> **Exercise goal**: Repeat the material below word for word and leave out all pictures.

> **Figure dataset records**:

··········

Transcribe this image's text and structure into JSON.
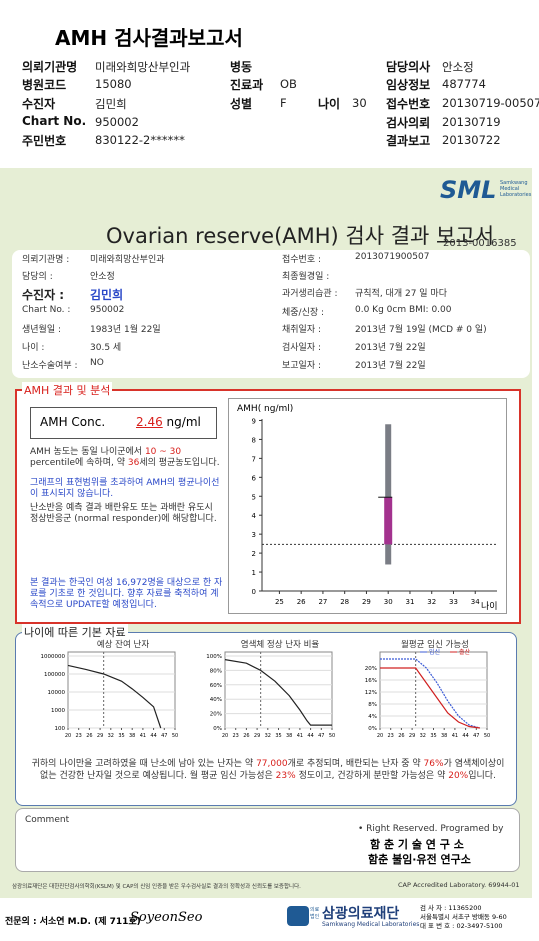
{
  "header": {
    "title": "AMH 검사결과보고서",
    "rows": [
      [
        [
          "의뢰기관명",
          "미래와희망산부인과"
        ],
        [
          "병동",
          ""
        ],
        [
          "담당의사",
          "안소정"
        ]
      ],
      [
        [
          "병원코드",
          "15080"
        ],
        [
          "진료과",
          "OB"
        ],
        [
          "임상정보",
          "487774"
        ]
      ],
      [
        [
          "수진자",
          "김민희"
        ],
        [
          "성별",
          "F"
        ],
        [
          "접수번호",
          "20130719-00507"
        ]
      ],
      [
        [
          "Chart No.",
          "950002"
        ],
        null,
        [
          "검사의뢰",
          "20130719"
        ]
      ],
      [
        [
          "주민번호",
          "830122-2******"
        ],
        null,
        [
          "결과보고",
          "20130722"
        ]
      ]
    ],
    "age_label": "나이",
    "age": "30"
  },
  "report": {
    "logo": "SML",
    "logo_sub": "Samkwang Medical Laboratories",
    "title": "Ovarian reserve(AMH) 검사 결과 보고서",
    "report_no": "2013-0016385",
    "info_left": [
      [
        "의뢰기관명 :",
        "미래와희망산부인과"
      ],
      [
        "담당의 :",
        "안소정"
      ],
      [
        "수진자 :",
        "김민희"
      ],
      [
        "Chart No. :",
        "950002"
      ],
      [
        "생년월일 :",
        "1983년 1월 22일"
      ],
      [
        "나이 :",
        "30.5 세"
      ],
      [
        "난소수술여부 :",
        "NO"
      ]
    ],
    "info_right": [
      [
        "접수번호 :",
        "2013071900507"
      ],
      [
        "최종월경일 :",
        ""
      ],
      [
        "과거생리습관 :",
        "규칙적, 대개  27 일 마다"
      ],
      [
        "체중/신장 :",
        "0.0 Kg     0cm   BMI:  0.00"
      ],
      [
        "채취일자 :",
        "2013년 7월 19일   (MCD # 0 일)"
      ],
      [
        "검사일자 :",
        "2013년 7월 22일"
      ],
      [
        "보고일자 :",
        "2013년 7월 22일"
      ]
    ]
  },
  "amh_result": {
    "section_title": "AMH 결과 및 분석",
    "conc_label": "AMH Conc.",
    "conc_value": "2.46",
    "conc_unit": "ng/ml",
    "p1": [
      "AMH 농도는 동일 나이군에서",
      "10 ~ 30",
      "percentile에 속하며, 약",
      "36",
      "세의 평균농도입니다."
    ],
    "p2": "그래프의 표현범위를 초과하여 AMH의 평균나이선이 표시되지 않습니다.",
    "p3": "난소반응 예측 결과 배란유도 또는 과배란 유도시 정상반응군 (normal responder)에 해당합니다.",
    "p4": "본 결과는 한국인 여성 16,972명을 대상으로 한 자료를 기초로 한 것입니다. 향후 자료를 축적하여 계속적으로 UPDATE할 예정입니다.",
    "chart": {
      "type": "box",
      "y_label": "AMH( ng/ml)",
      "x_label": "나이",
      "xlim": [
        24.2,
        35
      ],
      "ylim": [
        0,
        9.5
      ],
      "xticks": [
        25,
        26,
        27,
        28,
        29,
        30,
        31,
        32,
        33,
        34
      ],
      "yticks": [
        0,
        1,
        2,
        3,
        4,
        5,
        6,
        7,
        8,
        9
      ],
      "age": 30,
      "range": [
        1.4,
        8.8
      ],
      "box": [
        2.46,
        4.95
      ],
      "patient_value": 2.46,
      "range_color": "#7a7d85",
      "box_color": "#a3328e"
    }
  },
  "basic_data": {
    "section_title": "나이에 따른 기본 자료",
    "marker_age": 30,
    "charts": [
      {
        "type": "line",
        "title": "예상 잔여 난자",
        "log_y": true,
        "xlim": [
          20,
          50
        ],
        "ylim": [
          100,
          1000000
        ],
        "xticks": [
          20,
          23,
          26,
          29,
          32,
          35,
          38,
          41,
          44,
          47,
          50
        ],
        "yticks": [
          1000000,
          100000,
          10000,
          1000,
          100
        ],
        "series": [
          {
            "color": "#222222",
            "x": [
              20,
              25,
              30,
              35,
              38,
              41,
              44,
              46
            ],
            "values": [
              300000,
              180000,
              100000,
              40000,
              15000,
              5000,
              1500,
              100
            ]
          }
        ]
      },
      {
        "type": "line",
        "title": "염색체 정상 난자 비율",
        "xlim": [
          20,
          50
        ],
        "ylim": [
          0,
          100
        ],
        "xticks": [
          20,
          23,
          26,
          29,
          32,
          35,
          38,
          41,
          44,
          47,
          50
        ],
        "yticks": [
          {
            "value": 100,
            "label": "100%"
          },
          {
            "value": 80,
            "label": "80%"
          },
          {
            "value": 60,
            "label": "60%"
          },
          {
            "value": 40,
            "label": "40%"
          },
          {
            "value": 20,
            "label": "20%"
          },
          {
            "value": 0,
            "label": "0%"
          }
        ],
        "series": [
          {
            "color": "#222222",
            "x": [
              20,
              26,
              30,
              34,
              38,
              41,
              43,
              44,
              50
            ],
            "values": [
              95,
              90,
              80,
              65,
              45,
              25,
              10,
              4,
              4
            ]
          }
        ]
      },
      {
        "type": "line",
        "title": "월평균 임신 가능성",
        "xlim": [
          20,
          50
        ],
        "ylim": [
          0,
          24
        ],
        "xticks": [
          20,
          23,
          26,
          29,
          32,
          35,
          38,
          41,
          44,
          47,
          50
        ],
        "yticks": [
          {
            "value": 20,
            "label": "20%"
          },
          {
            "value": 16,
            "label": "16%"
          },
          {
            "value": 12,
            "label": "12%"
          },
          {
            "value": 8,
            "label": "8%"
          },
          {
            "value": 4,
            "label": "4%"
          },
          {
            "value": 0,
            "label": "0%"
          }
        ],
        "series": [
          {
            "name": "임신",
            "color": "#3b5bd6",
            "x": [
              20,
              30,
              33,
              36,
              39,
              42,
              45,
              48
            ],
            "values": [
              23,
              23,
              20,
              15,
              9,
              4,
              1,
              0
            ]
          },
          {
            "name": "출산",
            "color": "#d02020",
            "x": [
              20,
              30,
              33,
              36,
              39,
              42,
              45,
              48
            ],
            "values": [
              20,
              20,
              15,
              10,
              5,
              2,
              0.5,
              0
            ]
          }
        ]
      }
    ],
    "summary": [
      "귀하의 나이만을 고려하였을 때 난소에 남아 있는 난자는 약",
      "77,000",
      "개로 추정되며, 배란되는 난자 중 약",
      "76%",
      "가 염색체이상이 없는 건강한 난자일 것으로 예상됩니다. 월 평균 임신 가능성은",
      "23%",
      "정도이고, 건강하게 분만할 가능성은 약",
      "20%",
      "입니다."
    ]
  },
  "comment": {
    "label": "Comment",
    "rights": "• Right Reserved. Programed by",
    "lab1": "함 춘 기 술 연 구 소",
    "lab2": "함춘 불임·유전 연구소"
  },
  "footer": {
    "notice": "삼광의료재단은 대한진단검사의학회(KSLM) 및 CAP의 신임 인증을 받은 우수검사실로 결과의 정확성과 신뢰도를 보증합니다.",
    "cap": "CAP Accredited Laboratory. 69944-01",
    "doctor": "전문의 : 서소연 M.D. (제 711호)",
    "signature": "SoyeonSeo",
    "org": "삼광의료재단",
    "org_prefix": "의료법인",
    "org_en": "Samkwang Medical Laboratories",
    "addr": [
      "검 사 자 : 11365200",
      "서울특별시 서초구 방배동 9-60",
      "대 표 번 호 : 02-3497-5100"
    ]
  }
}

··········

> **Solution to the problem**:
Transcribe this image's text and structure into JSON.
{
  "header": {
    "title": "AMH 검사결과보고서",
    "rows": [
      [
        [
          "의뢰기관명",
          "미래와희망산부인과"
        ],
        [
          "병동",
          ""
        ],
        [
          "담당의사",
          "안소정"
        ]
      ],
      [
        [
          "병원코드",
          "15080"
        ],
        [
          "진료과",
          "OB"
        ],
        [
          "임상정보",
          "487774"
        ]
      ],
      [
        [
          "수진자",
          "김민희"
        ],
        [
          "성별",
          "F"
        ],
        [
          "접수번호",
          "20130719-00507"
        ]
      ],
      [
        [
          "Chart No.",
          "950002"
        ],
        null,
        [
          "검사의뢰",
          "20130719"
        ]
      ],
      [
        [
          "주민번호",
          "830122-2******"
        ],
        null,
        [
          "결과보고",
          "20130722"
        ]
      ]
    ],
    "age_label": "나이",
    "age": "30"
  },
  "report": {
    "logo": "SML",
    "logo_sub": "Samkwang Medical Laboratories",
    "title": "Ovarian reserve(AMH) 검사 결과 보고서",
    "report_no": "2013-0016385",
    "info_left": [
      [
        "의뢰기관명 :",
        "미래와희망산부인과"
      ],
      [
        "담당의 :",
        "안소정"
      ],
      [
        "수진자 :",
        "김민희"
      ],
      [
        "Chart No. :",
        "950002"
      ],
      [
        "생년월일 :",
        "1983년 1월 22일"
      ],
      [
        "나이 :",
        "30.5 세"
      ],
      [
        "난소수술여부 :",
        "NO"
      ]
    ],
    "info_right": [
      [
        "접수번호 :",
        "2013071900507"
      ],
      [
        "최종월경일 :",
        ""
      ],
      [
        "과거생리습관 :",
        "규칙적, 대개  27 일 마다"
      ],
      [
        "체중/신장 :",
        "0.0 Kg     0cm   BMI:  0.00"
      ],
      [
        "채취일자 :",
        "2013년 7월 19일   (MCD # 0 일)"
      ],
      [
        "검사일자 :",
        "2013년 7월 22일"
      ],
      [
        "보고일자 :",
        "2013년 7월 22일"
      ]
    ]
  },
  "amh_result": {
    "section_title": "AMH 결과 및 분석",
    "conc_label": "AMH Conc.",
    "conc_value": "2.46",
    "conc_unit": "ng/ml",
    "p1": [
      "AMH 농도는 동일 나이군에서",
      "10 ~ 30",
      "percentile에 속하며, 약",
      "36",
      "세의 평균농도입니다."
    ],
    "p2": "그래프의 표현범위를 초과하여 AMH의 평균나이선이 표시되지 않습니다.",
    "p3": "난소반응 예측 결과 배란유도 또는 과배란 유도시 정상반응군 (normal responder)에 해당합니다.",
    "p4": "본 결과는 한국인 여성 16,972명을 대상으로 한 자료를 기초로 한 것입니다. 향후 자료를 축적하여 계속적으로 UPDATE할 예정입니다.",
    "chart": {
      "type": "box",
      "y_label": "AMH( ng/ml)",
      "x_label": "나이",
      "xlim": [
        24.2,
        35
      ],
      "ylim": [
        0,
        9.5
      ],
      "xticks": [
        25,
        26,
        27,
        28,
        29,
        30,
        31,
        32,
        33,
        34
      ],
      "yticks": [
        0,
        1,
        2,
        3,
        4,
        5,
        6,
        7,
        8,
        9
      ],
      "age": 30,
      "range": [
        1.4,
        8.8
      ],
      "box": [
        2.46,
        4.95
      ],
      "patient_value": 2.46,
      "range_color": "#7a7d85",
      "box_color": "#a3328e"
    }
  },
  "basic_data": {
    "section_title": "나이에 따른 기본 자료",
    "marker_age": 30,
    "charts": [
      {
        "type": "line",
        "title": "예상 잔여 난자",
        "log_y": true,
        "xlim": [
          20,
          50
        ],
        "ylim": [
          100,
          1000000
        ],
        "xticks": [
          20,
          23,
          26,
          29,
          32,
          35,
          38,
          41,
          44,
          47,
          50
        ],
        "yticks": [
          1000000,
          100000,
          10000,
          1000,
          100
        ],
        "series": [
          {
            "color": "#222222",
            "x": [
              20,
              25,
              30,
              35,
              38,
              41,
              44,
              46
            ],
            "values": [
              300000,
              180000,
              100000,
              40000,
              15000,
              5000,
              1500,
              100
            ]
          }
        ]
      },
      {
        "type": "line",
        "title": "염색체 정상 난자 비율",
        "xlim": [
          20,
          50
        ],
        "ylim": [
          0,
          100
        ],
        "xticks": [
          20,
          23,
          26,
          29,
          32,
          35,
          38,
          41,
          44,
          47,
          50
        ],
        "yticks": [
          {
            "value": 100,
            "label": "100%"
          },
          {
            "value": 80,
            "label": "80%"
          },
          {
            "value": 60,
            "label": "60%"
          },
          {
            "value": 40,
            "label": "40%"
          },
          {
            "value": 20,
            "label": "20%"
          },
          {
            "value": 0,
            "label": "0%"
          }
        ],
        "series": [
          {
            "color": "#222222",
            "x": [
              20,
              26,
              30,
              34,
              38,
              41,
              43,
              44,
              50
            ],
            "values": [
              95,
              90,
              80,
              65,
              45,
              25,
              10,
              4,
              4
            ]
          }
        ]
      },
      {
        "type": "line",
        "title": "월평균 임신 가능성",
        "xlim": [
          20,
          50
        ],
        "ylim": [
          0,
          24
        ],
        "xticks": [
          20,
          23,
          26,
          29,
          32,
          35,
          38,
          41,
          44,
          47,
          50
        ],
        "yticks": [
          {
            "value": 20,
            "label": "20%"
          },
          {
            "value": 16,
            "label": "16%"
          },
          {
            "value": 12,
            "label": "12%"
          },
          {
            "value": 8,
            "label": "8%"
          },
          {
            "value": 4,
            "label": "4%"
          },
          {
            "value": 0,
            "label": "0%"
          }
        ],
        "series": [
          {
            "name": "임신",
            "color": "#3b5bd6",
            "x": [
              20,
              30,
              33,
              36,
              39,
              42,
              45,
              48
            ],
            "values": [
              23,
              23,
              20,
              15,
              9,
              4,
              1,
              0
            ]
          },
          {
            "name": "출산",
            "color": "#d02020",
            "x": [
              20,
              30,
              33,
              36,
              39,
              42,
              45,
              48
            ],
            "values": [
              20,
              20,
              15,
              10,
              5,
              2,
              0.5,
              0
            ]
          }
        ]
      }
    ],
    "summary": [
      "귀하의 나이만을 고려하였을 때 난소에 남아 있는 난자는 약",
      "77,000",
      "개로 추정되며, 배란되는 난자 중 약",
      "76%",
      "가 염색체이상이 없는 건강한 난자일 것으로 예상됩니다. 월 평균 임신 가능성은",
      "23%",
      "정도이고, 건강하게 분만할 가능성은 약",
      "20%",
      "입니다."
    ]
  },
  "comment": {
    "label": "Comment",
    "rights": "• Right Reserved. Programed by",
    "lab1": "함 춘 기 술 연 구 소",
    "lab2": "함춘 불임·유전 연구소"
  },
  "footer": {
    "notice": "삼광의료재단은 대한진단검사의학회(KSLM) 및 CAP의 신임 인증을 받은 우수검사실로 결과의 정확성과 신뢰도를 보증합니다.",
    "cap": "CAP Accredited Laboratory. 69944-01",
    "doctor": "전문의 : 서소연 M.D. (제 711호)",
    "signature": "SoyeonSeo",
    "org": "삼광의료재단",
    "org_prefix": "의료법인",
    "org_en": "Samkwang Medical Laboratories",
    "addr": [
      "검 사 자 : 11365200",
      "서울특별시 서초구 방배동 9-60",
      "대 표 번 호 : 02-3497-5100"
    ]
  }
}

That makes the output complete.